═══ Data to process

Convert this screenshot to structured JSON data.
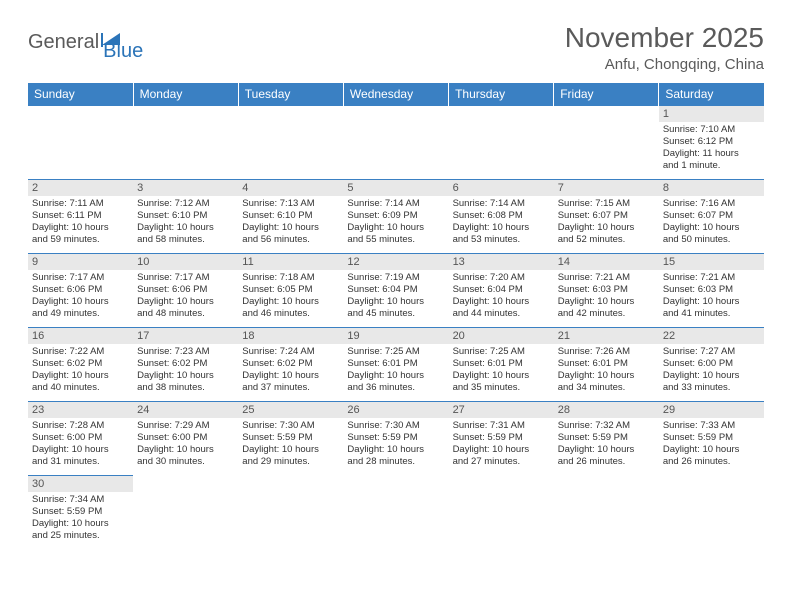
{
  "brand": {
    "part1": "General",
    "part2": "Blue"
  },
  "title": "November 2025",
  "location": "Anfu, Chongqing, China",
  "colors": {
    "header_bg": "#3a80c3",
    "header_text": "#ffffff",
    "daynum_bg": "#e8e8e8",
    "cell_border": "#3a80c3",
    "body_text": "#333333",
    "title_text": "#5a5a5a",
    "brand_accent": "#2b74b8"
  },
  "weekdays": [
    "Sunday",
    "Monday",
    "Tuesday",
    "Wednesday",
    "Thursday",
    "Friday",
    "Saturday"
  ],
  "weeks": [
    [
      null,
      null,
      null,
      null,
      null,
      null,
      {
        "d": "1",
        "sr": "Sunrise: 7:10 AM",
        "ss": "Sunset: 6:12 PM",
        "dl1": "Daylight: 11 hours",
        "dl2": "and 1 minute."
      }
    ],
    [
      {
        "d": "2",
        "sr": "Sunrise: 7:11 AM",
        "ss": "Sunset: 6:11 PM",
        "dl1": "Daylight: 10 hours",
        "dl2": "and 59 minutes."
      },
      {
        "d": "3",
        "sr": "Sunrise: 7:12 AM",
        "ss": "Sunset: 6:10 PM",
        "dl1": "Daylight: 10 hours",
        "dl2": "and 58 minutes."
      },
      {
        "d": "4",
        "sr": "Sunrise: 7:13 AM",
        "ss": "Sunset: 6:10 PM",
        "dl1": "Daylight: 10 hours",
        "dl2": "and 56 minutes."
      },
      {
        "d": "5",
        "sr": "Sunrise: 7:14 AM",
        "ss": "Sunset: 6:09 PM",
        "dl1": "Daylight: 10 hours",
        "dl2": "and 55 minutes."
      },
      {
        "d": "6",
        "sr": "Sunrise: 7:14 AM",
        "ss": "Sunset: 6:08 PM",
        "dl1": "Daylight: 10 hours",
        "dl2": "and 53 minutes."
      },
      {
        "d": "7",
        "sr": "Sunrise: 7:15 AM",
        "ss": "Sunset: 6:07 PM",
        "dl1": "Daylight: 10 hours",
        "dl2": "and 52 minutes."
      },
      {
        "d": "8",
        "sr": "Sunrise: 7:16 AM",
        "ss": "Sunset: 6:07 PM",
        "dl1": "Daylight: 10 hours",
        "dl2": "and 50 minutes."
      }
    ],
    [
      {
        "d": "9",
        "sr": "Sunrise: 7:17 AM",
        "ss": "Sunset: 6:06 PM",
        "dl1": "Daylight: 10 hours",
        "dl2": "and 49 minutes."
      },
      {
        "d": "10",
        "sr": "Sunrise: 7:17 AM",
        "ss": "Sunset: 6:06 PM",
        "dl1": "Daylight: 10 hours",
        "dl2": "and 48 minutes."
      },
      {
        "d": "11",
        "sr": "Sunrise: 7:18 AM",
        "ss": "Sunset: 6:05 PM",
        "dl1": "Daylight: 10 hours",
        "dl2": "and 46 minutes."
      },
      {
        "d": "12",
        "sr": "Sunrise: 7:19 AM",
        "ss": "Sunset: 6:04 PM",
        "dl1": "Daylight: 10 hours",
        "dl2": "and 45 minutes."
      },
      {
        "d": "13",
        "sr": "Sunrise: 7:20 AM",
        "ss": "Sunset: 6:04 PM",
        "dl1": "Daylight: 10 hours",
        "dl2": "and 44 minutes."
      },
      {
        "d": "14",
        "sr": "Sunrise: 7:21 AM",
        "ss": "Sunset: 6:03 PM",
        "dl1": "Daylight: 10 hours",
        "dl2": "and 42 minutes."
      },
      {
        "d": "15",
        "sr": "Sunrise: 7:21 AM",
        "ss": "Sunset: 6:03 PM",
        "dl1": "Daylight: 10 hours",
        "dl2": "and 41 minutes."
      }
    ],
    [
      {
        "d": "16",
        "sr": "Sunrise: 7:22 AM",
        "ss": "Sunset: 6:02 PM",
        "dl1": "Daylight: 10 hours",
        "dl2": "and 40 minutes."
      },
      {
        "d": "17",
        "sr": "Sunrise: 7:23 AM",
        "ss": "Sunset: 6:02 PM",
        "dl1": "Daylight: 10 hours",
        "dl2": "and 38 minutes."
      },
      {
        "d": "18",
        "sr": "Sunrise: 7:24 AM",
        "ss": "Sunset: 6:02 PM",
        "dl1": "Daylight: 10 hours",
        "dl2": "and 37 minutes."
      },
      {
        "d": "19",
        "sr": "Sunrise: 7:25 AM",
        "ss": "Sunset: 6:01 PM",
        "dl1": "Daylight: 10 hours",
        "dl2": "and 36 minutes."
      },
      {
        "d": "20",
        "sr": "Sunrise: 7:25 AM",
        "ss": "Sunset: 6:01 PM",
        "dl1": "Daylight: 10 hours",
        "dl2": "and 35 minutes."
      },
      {
        "d": "21",
        "sr": "Sunrise: 7:26 AM",
        "ss": "Sunset: 6:01 PM",
        "dl1": "Daylight: 10 hours",
        "dl2": "and 34 minutes."
      },
      {
        "d": "22",
        "sr": "Sunrise: 7:27 AM",
        "ss": "Sunset: 6:00 PM",
        "dl1": "Daylight: 10 hours",
        "dl2": "and 33 minutes."
      }
    ],
    [
      {
        "d": "23",
        "sr": "Sunrise: 7:28 AM",
        "ss": "Sunset: 6:00 PM",
        "dl1": "Daylight: 10 hours",
        "dl2": "and 31 minutes."
      },
      {
        "d": "24",
        "sr": "Sunrise: 7:29 AM",
        "ss": "Sunset: 6:00 PM",
        "dl1": "Daylight: 10 hours",
        "dl2": "and 30 minutes."
      },
      {
        "d": "25",
        "sr": "Sunrise: 7:30 AM",
        "ss": "Sunset: 5:59 PM",
        "dl1": "Daylight: 10 hours",
        "dl2": "and 29 minutes."
      },
      {
        "d": "26",
        "sr": "Sunrise: 7:30 AM",
        "ss": "Sunset: 5:59 PM",
        "dl1": "Daylight: 10 hours",
        "dl2": "and 28 minutes."
      },
      {
        "d": "27",
        "sr": "Sunrise: 7:31 AM",
        "ss": "Sunset: 5:59 PM",
        "dl1": "Daylight: 10 hours",
        "dl2": "and 27 minutes."
      },
      {
        "d": "28",
        "sr": "Sunrise: 7:32 AM",
        "ss": "Sunset: 5:59 PM",
        "dl1": "Daylight: 10 hours",
        "dl2": "and 26 minutes."
      },
      {
        "d": "29",
        "sr": "Sunrise: 7:33 AM",
        "ss": "Sunset: 5:59 PM",
        "dl1": "Daylight: 10 hours",
        "dl2": "and 26 minutes."
      }
    ],
    [
      {
        "d": "30",
        "sr": "Sunrise: 7:34 AM",
        "ss": "Sunset: 5:59 PM",
        "dl1": "Daylight: 10 hours",
        "dl2": "and 25 minutes."
      },
      null,
      null,
      null,
      null,
      null,
      null
    ]
  ]
}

══════

What to work on. All of the lines above should be retyped precisely, apart from the pictures.

Reply to the exercise.
Convert this screenshot to structured JSON data.
{
  "brand": {
    "part1": "General",
    "part2": "Blue"
  },
  "title": "November 2025",
  "location": "Anfu, Chongqing, China",
  "colors": {
    "header_bg": "#3a80c3",
    "header_text": "#ffffff",
    "daynum_bg": "#e8e8e8",
    "cell_border": "#3a80c3",
    "body_text": "#333333",
    "title_text": "#5a5a5a",
    "brand_accent": "#2b74b8"
  },
  "weekdays": [
    "Sunday",
    "Monday",
    "Tuesday",
    "Wednesday",
    "Thursday",
    "Friday",
    "Saturday"
  ],
  "weeks": [
    [
      null,
      null,
      null,
      null,
      null,
      null,
      {
        "d": "1",
        "sr": "Sunrise: 7:10 AM",
        "ss": "Sunset: 6:12 PM",
        "dl1": "Daylight: 11 hours",
        "dl2": "and 1 minute."
      }
    ],
    [
      {
        "d": "2",
        "sr": "Sunrise: 7:11 AM",
        "ss": "Sunset: 6:11 PM",
        "dl1": "Daylight: 10 hours",
        "dl2": "and 59 minutes."
      },
      {
        "d": "3",
        "sr": "Sunrise: 7:12 AM",
        "ss": "Sunset: 6:10 PM",
        "dl1": "Daylight: 10 hours",
        "dl2": "and 58 minutes."
      },
      {
        "d": "4",
        "sr": "Sunrise: 7:13 AM",
        "ss": "Sunset: 6:10 PM",
        "dl1": "Daylight: 10 hours",
        "dl2": "and 56 minutes."
      },
      {
        "d": "5",
        "sr": "Sunrise: 7:14 AM",
        "ss": "Sunset: 6:09 PM",
        "dl1": "Daylight: 10 hours",
        "dl2": "and 55 minutes."
      },
      {
        "d": "6",
        "sr": "Sunrise: 7:14 AM",
        "ss": "Sunset: 6:08 PM",
        "dl1": "Daylight: 10 hours",
        "dl2": "and 53 minutes."
      },
      {
        "d": "7",
        "sr": "Sunrise: 7:15 AM",
        "ss": "Sunset: 6:07 PM",
        "dl1": "Daylight: 10 hours",
        "dl2": "and 52 minutes."
      },
      {
        "d": "8",
        "sr": "Sunrise: 7:16 AM",
        "ss": "Sunset: 6:07 PM",
        "dl1": "Daylight: 10 hours",
        "dl2": "and 50 minutes."
      }
    ],
    [
      {
        "d": "9",
        "sr": "Sunrise: 7:17 AM",
        "ss": "Sunset: 6:06 PM",
        "dl1": "Daylight: 10 hours",
        "dl2": "and 49 minutes."
      },
      {
        "d": "10",
        "sr": "Sunrise: 7:17 AM",
        "ss": "Sunset: 6:06 PM",
        "dl1": "Daylight: 10 hours",
        "dl2": "and 48 minutes."
      },
      {
        "d": "11",
        "sr": "Sunrise: 7:18 AM",
        "ss": "Sunset: 6:05 PM",
        "dl1": "Daylight: 10 hours",
        "dl2": "and 46 minutes."
      },
      {
        "d": "12",
        "sr": "Sunrise: 7:19 AM",
        "ss": "Sunset: 6:04 PM",
        "dl1": "Daylight: 10 hours",
        "dl2": "and 45 minutes."
      },
      {
        "d": "13",
        "sr": "Sunrise: 7:20 AM",
        "ss": "Sunset: 6:04 PM",
        "dl1": "Daylight: 10 hours",
        "dl2": "and 44 minutes."
      },
      {
        "d": "14",
        "sr": "Sunrise: 7:21 AM",
        "ss": "Sunset: 6:03 PM",
        "dl1": "Daylight: 10 hours",
        "dl2": "and 42 minutes."
      },
      {
        "d": "15",
        "sr": "Sunrise: 7:21 AM",
        "ss": "Sunset: 6:03 PM",
        "dl1": "Daylight: 10 hours",
        "dl2": "and 41 minutes."
      }
    ],
    [
      {
        "d": "16",
        "sr": "Sunrise: 7:22 AM",
        "ss": "Sunset: 6:02 PM",
        "dl1": "Daylight: 10 hours",
        "dl2": "and 40 minutes."
      },
      {
        "d": "17",
        "sr": "Sunrise: 7:23 AM",
        "ss": "Sunset: 6:02 PM",
        "dl1": "Daylight: 10 hours",
        "dl2": "and 38 minutes."
      },
      {
        "d": "18",
        "sr": "Sunrise: 7:24 AM",
        "ss": "Sunset: 6:02 PM",
        "dl1": "Daylight: 10 hours",
        "dl2": "and 37 minutes."
      },
      {
        "d": "19",
        "sr": "Sunrise: 7:25 AM",
        "ss": "Sunset: 6:01 PM",
        "dl1": "Daylight: 10 hours",
        "dl2": "and 36 minutes."
      },
      {
        "d": "20",
        "sr": "Sunrise: 7:25 AM",
        "ss": "Sunset: 6:01 PM",
        "dl1": "Daylight: 10 hours",
        "dl2": "and 35 minutes."
      },
      {
        "d": "21",
        "sr": "Sunrise: 7:26 AM",
        "ss": "Sunset: 6:01 PM",
        "dl1": "Daylight: 10 hours",
        "dl2": "and 34 minutes."
      },
      {
        "d": "22",
        "sr": "Sunrise: 7:27 AM",
        "ss": "Sunset: 6:00 PM",
        "dl1": "Daylight: 10 hours",
        "dl2": "and 33 minutes."
      }
    ],
    [
      {
        "d": "23",
        "sr": "Sunrise: 7:28 AM",
        "ss": "Sunset: 6:00 PM",
        "dl1": "Daylight: 10 hours",
        "dl2": "and 31 minutes."
      },
      {
        "d": "24",
        "sr": "Sunrise: 7:29 AM",
        "ss": "Sunset: 6:00 PM",
        "dl1": "Daylight: 10 hours",
        "dl2": "and 30 minutes."
      },
      {
        "d": "25",
        "sr": "Sunrise: 7:30 AM",
        "ss": "Sunset: 5:59 PM",
        "dl1": "Daylight: 10 hours",
        "dl2": "and 29 minutes."
      },
      {
        "d": "26",
        "sr": "Sunrise: 7:30 AM",
        "ss": "Sunset: 5:59 PM",
        "dl1": "Daylight: 10 hours",
        "dl2": "and 28 minutes."
      },
      {
        "d": "27",
        "sr": "Sunrise: 7:31 AM",
        "ss": "Sunset: 5:59 PM",
        "dl1": "Daylight: 10 hours",
        "dl2": "and 27 minutes."
      },
      {
        "d": "28",
        "sr": "Sunrise: 7:32 AM",
        "ss": "Sunset: 5:59 PM",
        "dl1": "Daylight: 10 hours",
        "dl2": "and 26 minutes."
      },
      {
        "d": "29",
        "sr": "Sunrise: 7:33 AM",
        "ss": "Sunset: 5:59 PM",
        "dl1": "Daylight: 10 hours",
        "dl2": "and 26 minutes."
      }
    ],
    [
      {
        "d": "30",
        "sr": "Sunrise: 7:34 AM",
        "ss": "Sunset: 5:59 PM",
        "dl1": "Daylight: 10 hours",
        "dl2": "and 25 minutes."
      },
      null,
      null,
      null,
      null,
      null,
      null
    ]
  ]
}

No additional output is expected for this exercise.